Written instruction: Everything in the listing should be restated word for word.

Dataset entries:

● ● ● ●

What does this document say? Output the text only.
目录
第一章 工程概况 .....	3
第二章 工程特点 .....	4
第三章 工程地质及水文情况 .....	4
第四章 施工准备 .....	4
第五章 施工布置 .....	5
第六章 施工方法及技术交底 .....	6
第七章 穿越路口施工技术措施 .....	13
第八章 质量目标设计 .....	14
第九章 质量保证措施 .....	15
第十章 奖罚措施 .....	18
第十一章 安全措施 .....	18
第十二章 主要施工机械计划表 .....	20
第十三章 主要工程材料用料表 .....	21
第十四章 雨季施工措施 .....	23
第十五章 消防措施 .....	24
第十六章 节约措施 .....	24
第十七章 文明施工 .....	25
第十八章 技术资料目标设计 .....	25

● ● ● ●

Task response:
What does this document say? Output the text only.
目录
第一章 工程概况 .....	3
第二章 工程特点 .....	4
第三章 工程地质及水文情况 .....	4
第四章 施工准备 .....	4
第五章 施工布置 .....	5
第六章 施工方法及技术交底 .....	6
第七章 穿越路口施工技术措施 .....	13
第八章 质量目标设计 .....	14
第九章 质量保证措施 .....	15
第十章 奖罚措施 .....	18
第十一章 安全措施 .....	18
第十二章 主要施工机械计划表 .....	20
第十三章 主要工程材料用料表 .....	21
第十四章 雨季施工措施 .....	23
第十五章 消防措施 .....	24
第十六章 节约措施 .....	24
第十七章 文明施工 .....	25
第十八章 技术资料目标设计 .....	25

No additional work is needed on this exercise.